■ Supplied records ■
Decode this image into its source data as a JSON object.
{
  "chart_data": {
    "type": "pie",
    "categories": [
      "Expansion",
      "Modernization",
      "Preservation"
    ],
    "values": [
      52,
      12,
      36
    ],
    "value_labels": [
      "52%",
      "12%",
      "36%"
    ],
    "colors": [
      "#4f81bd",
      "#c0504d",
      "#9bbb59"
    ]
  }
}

■ Problem description ■
Transcribe every record above exactly as it appears.

■ Complete answer ■
Decode this image into its source data as a JSON object.
{
  "chart_data": {
    "type": "pie",
    "categories": [
      "Expansion",
      "Modernization",
      "Preservation"
    ],
    "values": [
      52,
      12,
      36
    ],
    "value_labels": [
      "52%",
      "12%",
      "36%"
    ],
    "colors": [
      "#4f81bd",
      "#c0504d",
      "#9bbb59"
    ]
  }
}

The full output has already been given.